====== Records supplied ======

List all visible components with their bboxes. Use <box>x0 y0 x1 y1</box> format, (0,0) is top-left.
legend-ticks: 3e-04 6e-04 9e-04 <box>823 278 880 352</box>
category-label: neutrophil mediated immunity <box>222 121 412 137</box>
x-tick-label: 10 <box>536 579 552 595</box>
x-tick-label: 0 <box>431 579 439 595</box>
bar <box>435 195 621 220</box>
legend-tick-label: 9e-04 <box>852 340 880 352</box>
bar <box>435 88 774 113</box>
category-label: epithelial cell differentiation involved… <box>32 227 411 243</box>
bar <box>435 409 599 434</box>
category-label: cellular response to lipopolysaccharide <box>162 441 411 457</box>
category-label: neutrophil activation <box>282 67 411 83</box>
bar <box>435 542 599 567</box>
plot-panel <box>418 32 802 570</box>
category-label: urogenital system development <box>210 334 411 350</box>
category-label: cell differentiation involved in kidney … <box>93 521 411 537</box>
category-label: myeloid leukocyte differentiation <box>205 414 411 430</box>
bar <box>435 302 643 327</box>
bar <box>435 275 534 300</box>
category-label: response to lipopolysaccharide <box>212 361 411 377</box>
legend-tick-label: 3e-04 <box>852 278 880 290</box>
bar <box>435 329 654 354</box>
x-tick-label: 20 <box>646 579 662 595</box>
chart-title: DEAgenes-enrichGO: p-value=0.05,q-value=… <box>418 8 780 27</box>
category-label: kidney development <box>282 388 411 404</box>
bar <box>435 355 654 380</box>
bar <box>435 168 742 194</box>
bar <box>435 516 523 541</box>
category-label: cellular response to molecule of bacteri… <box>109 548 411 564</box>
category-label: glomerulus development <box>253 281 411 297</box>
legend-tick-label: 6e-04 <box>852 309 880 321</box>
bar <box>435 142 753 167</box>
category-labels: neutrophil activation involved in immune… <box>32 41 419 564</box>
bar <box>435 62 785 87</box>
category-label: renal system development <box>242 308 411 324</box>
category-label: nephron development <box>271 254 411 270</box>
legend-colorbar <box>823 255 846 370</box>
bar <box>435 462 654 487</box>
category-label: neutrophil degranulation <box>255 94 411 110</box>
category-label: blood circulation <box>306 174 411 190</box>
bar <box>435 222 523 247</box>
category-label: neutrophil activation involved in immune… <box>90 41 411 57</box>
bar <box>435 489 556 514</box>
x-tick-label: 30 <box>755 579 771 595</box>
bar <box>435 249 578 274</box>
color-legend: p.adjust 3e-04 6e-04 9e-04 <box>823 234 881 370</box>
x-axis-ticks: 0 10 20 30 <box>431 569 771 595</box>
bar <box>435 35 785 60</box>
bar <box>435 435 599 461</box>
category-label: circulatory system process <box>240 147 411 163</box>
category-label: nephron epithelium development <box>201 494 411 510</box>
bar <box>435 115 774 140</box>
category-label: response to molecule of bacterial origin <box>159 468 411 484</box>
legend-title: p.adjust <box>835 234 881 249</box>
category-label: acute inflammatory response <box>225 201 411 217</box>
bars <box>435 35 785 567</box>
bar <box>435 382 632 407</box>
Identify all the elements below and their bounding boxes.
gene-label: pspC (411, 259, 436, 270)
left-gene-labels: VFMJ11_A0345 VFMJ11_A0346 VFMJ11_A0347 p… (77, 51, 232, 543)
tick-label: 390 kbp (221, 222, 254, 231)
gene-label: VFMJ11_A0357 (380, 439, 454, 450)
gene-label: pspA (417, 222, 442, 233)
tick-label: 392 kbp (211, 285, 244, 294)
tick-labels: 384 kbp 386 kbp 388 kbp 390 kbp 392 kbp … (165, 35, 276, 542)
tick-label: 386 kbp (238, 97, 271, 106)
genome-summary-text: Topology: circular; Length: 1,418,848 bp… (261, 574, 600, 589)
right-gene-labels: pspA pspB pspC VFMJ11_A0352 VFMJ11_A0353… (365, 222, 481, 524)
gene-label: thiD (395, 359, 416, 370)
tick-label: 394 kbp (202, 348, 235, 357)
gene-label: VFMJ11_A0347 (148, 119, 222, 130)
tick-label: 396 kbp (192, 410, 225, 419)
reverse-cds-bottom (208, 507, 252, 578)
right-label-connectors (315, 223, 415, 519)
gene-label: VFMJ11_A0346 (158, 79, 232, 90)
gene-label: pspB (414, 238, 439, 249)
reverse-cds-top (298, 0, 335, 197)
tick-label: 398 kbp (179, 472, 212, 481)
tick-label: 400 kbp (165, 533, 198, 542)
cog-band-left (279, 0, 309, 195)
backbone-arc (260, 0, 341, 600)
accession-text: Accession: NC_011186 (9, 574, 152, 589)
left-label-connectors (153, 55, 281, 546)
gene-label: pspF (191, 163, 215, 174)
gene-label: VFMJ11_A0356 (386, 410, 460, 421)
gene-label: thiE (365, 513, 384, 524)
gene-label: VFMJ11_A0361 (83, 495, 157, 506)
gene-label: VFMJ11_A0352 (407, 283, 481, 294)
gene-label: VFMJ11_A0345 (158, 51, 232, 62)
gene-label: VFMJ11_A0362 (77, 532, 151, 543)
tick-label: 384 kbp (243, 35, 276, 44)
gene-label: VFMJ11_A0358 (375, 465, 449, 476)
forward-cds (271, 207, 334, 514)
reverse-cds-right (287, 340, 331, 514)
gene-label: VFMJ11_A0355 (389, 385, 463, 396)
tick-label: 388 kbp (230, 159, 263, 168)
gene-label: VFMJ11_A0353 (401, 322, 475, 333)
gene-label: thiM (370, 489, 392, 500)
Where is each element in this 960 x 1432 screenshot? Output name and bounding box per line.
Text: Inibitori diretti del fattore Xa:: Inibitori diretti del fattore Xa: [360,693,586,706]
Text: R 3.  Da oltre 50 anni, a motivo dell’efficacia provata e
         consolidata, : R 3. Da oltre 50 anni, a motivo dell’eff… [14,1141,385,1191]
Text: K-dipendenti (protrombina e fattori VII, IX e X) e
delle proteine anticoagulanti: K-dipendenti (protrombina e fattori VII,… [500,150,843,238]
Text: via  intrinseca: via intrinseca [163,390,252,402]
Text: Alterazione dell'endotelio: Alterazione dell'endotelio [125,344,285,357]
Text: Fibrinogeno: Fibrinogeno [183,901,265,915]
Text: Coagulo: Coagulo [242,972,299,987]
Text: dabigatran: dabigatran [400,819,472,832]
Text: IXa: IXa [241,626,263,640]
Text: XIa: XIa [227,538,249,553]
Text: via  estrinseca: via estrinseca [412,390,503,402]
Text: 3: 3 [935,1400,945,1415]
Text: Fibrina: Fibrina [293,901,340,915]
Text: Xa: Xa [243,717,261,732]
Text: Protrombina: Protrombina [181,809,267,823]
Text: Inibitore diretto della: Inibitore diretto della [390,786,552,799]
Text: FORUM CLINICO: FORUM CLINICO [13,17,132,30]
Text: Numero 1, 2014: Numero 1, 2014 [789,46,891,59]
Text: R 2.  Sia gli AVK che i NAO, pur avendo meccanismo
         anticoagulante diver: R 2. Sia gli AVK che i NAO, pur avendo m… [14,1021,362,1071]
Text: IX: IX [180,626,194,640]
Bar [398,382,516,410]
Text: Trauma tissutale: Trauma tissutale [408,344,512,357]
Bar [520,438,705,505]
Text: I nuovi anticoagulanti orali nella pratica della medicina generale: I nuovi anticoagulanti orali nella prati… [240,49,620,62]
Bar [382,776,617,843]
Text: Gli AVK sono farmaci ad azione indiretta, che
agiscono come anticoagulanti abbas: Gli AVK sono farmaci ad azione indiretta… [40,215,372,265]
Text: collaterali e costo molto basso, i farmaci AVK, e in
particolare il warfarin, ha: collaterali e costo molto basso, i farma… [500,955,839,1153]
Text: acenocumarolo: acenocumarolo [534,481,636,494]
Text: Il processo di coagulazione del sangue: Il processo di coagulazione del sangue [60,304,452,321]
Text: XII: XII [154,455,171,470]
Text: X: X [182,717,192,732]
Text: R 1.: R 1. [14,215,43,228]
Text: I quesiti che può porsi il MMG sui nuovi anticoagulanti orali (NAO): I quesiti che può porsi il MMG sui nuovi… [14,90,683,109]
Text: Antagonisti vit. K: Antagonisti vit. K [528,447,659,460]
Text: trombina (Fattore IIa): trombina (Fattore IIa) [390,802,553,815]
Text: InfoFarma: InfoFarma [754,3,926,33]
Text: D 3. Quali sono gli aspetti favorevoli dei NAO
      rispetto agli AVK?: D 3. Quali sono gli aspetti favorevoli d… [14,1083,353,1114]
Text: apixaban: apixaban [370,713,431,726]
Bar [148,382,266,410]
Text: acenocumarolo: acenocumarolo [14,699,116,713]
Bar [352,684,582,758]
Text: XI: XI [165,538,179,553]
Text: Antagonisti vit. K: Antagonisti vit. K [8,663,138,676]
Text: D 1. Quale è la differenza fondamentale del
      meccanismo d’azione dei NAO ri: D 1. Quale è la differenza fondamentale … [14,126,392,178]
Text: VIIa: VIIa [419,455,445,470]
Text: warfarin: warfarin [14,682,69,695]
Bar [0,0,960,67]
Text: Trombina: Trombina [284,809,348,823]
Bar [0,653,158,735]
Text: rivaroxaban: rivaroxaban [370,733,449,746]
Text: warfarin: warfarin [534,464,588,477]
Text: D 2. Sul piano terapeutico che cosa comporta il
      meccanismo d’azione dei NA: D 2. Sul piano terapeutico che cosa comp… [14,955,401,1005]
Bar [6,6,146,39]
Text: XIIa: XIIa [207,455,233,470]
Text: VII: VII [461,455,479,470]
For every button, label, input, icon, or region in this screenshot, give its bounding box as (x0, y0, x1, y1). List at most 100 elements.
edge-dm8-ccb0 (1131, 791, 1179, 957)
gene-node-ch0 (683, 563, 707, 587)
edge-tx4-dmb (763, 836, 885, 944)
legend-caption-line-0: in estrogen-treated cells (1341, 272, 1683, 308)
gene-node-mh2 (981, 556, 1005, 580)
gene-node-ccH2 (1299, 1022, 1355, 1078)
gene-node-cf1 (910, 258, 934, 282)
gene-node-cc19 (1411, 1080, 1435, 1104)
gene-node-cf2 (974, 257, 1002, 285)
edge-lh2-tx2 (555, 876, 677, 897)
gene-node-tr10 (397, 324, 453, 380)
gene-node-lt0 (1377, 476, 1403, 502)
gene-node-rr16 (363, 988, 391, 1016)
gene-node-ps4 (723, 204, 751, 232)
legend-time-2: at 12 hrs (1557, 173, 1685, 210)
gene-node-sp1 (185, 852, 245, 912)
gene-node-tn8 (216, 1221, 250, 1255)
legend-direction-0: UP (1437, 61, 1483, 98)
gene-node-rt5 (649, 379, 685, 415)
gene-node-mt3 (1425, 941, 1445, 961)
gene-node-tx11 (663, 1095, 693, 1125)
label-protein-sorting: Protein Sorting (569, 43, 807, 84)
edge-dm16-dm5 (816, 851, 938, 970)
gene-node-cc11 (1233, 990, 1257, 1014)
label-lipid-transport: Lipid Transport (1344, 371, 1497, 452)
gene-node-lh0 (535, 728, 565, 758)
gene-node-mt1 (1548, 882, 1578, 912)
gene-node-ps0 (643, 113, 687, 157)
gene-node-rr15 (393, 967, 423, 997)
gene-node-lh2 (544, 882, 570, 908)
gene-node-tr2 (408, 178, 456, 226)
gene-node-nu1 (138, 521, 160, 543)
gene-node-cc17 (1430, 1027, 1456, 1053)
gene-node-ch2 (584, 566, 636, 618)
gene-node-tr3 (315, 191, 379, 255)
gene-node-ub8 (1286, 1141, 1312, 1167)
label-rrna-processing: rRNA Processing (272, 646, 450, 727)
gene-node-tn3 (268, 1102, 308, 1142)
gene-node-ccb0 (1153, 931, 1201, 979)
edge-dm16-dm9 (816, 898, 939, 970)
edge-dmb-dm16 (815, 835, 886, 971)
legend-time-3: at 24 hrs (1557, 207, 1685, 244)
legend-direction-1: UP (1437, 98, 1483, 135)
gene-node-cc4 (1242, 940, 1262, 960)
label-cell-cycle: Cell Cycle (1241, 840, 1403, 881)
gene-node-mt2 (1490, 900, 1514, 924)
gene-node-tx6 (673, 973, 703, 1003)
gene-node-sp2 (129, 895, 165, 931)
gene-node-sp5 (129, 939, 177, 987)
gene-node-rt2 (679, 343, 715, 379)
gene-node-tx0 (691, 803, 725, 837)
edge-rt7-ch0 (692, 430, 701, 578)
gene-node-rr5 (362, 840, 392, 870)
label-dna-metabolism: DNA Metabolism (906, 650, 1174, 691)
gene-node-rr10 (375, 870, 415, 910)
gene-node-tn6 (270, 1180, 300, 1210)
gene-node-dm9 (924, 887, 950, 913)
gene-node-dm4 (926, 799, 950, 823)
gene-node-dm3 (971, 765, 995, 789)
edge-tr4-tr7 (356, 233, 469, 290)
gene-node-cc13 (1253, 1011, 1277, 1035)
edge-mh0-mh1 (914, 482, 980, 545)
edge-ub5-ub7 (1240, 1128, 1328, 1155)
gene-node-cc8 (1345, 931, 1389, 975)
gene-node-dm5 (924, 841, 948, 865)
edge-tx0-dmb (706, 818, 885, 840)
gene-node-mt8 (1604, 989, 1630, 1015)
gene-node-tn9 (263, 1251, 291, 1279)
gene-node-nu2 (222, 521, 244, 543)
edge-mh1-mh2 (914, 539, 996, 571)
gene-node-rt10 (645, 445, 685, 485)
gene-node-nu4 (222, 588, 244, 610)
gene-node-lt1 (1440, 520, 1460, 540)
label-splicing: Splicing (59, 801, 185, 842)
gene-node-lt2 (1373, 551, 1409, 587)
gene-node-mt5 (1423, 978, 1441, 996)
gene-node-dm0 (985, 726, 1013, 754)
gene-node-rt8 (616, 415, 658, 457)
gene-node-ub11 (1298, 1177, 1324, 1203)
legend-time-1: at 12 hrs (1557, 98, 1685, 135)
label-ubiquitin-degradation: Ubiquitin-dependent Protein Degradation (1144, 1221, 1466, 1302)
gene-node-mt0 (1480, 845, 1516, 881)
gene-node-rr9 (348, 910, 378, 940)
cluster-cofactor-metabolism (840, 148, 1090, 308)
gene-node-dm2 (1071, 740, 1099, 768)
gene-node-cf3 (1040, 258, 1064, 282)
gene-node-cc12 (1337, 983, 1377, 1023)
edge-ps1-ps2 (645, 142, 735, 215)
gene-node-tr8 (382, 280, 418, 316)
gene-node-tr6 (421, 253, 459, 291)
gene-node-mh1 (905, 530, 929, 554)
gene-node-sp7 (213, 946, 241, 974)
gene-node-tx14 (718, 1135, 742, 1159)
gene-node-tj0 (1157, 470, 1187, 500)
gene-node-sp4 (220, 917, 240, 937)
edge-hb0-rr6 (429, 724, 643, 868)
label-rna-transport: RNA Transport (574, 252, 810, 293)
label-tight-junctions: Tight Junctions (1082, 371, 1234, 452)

======

What you have to do:
Copy out every line in the entries above that holds "connectors".

Answer area:
right-label-connectors (315, 223, 415, 519)
left-label-connectors (153, 55, 281, 546)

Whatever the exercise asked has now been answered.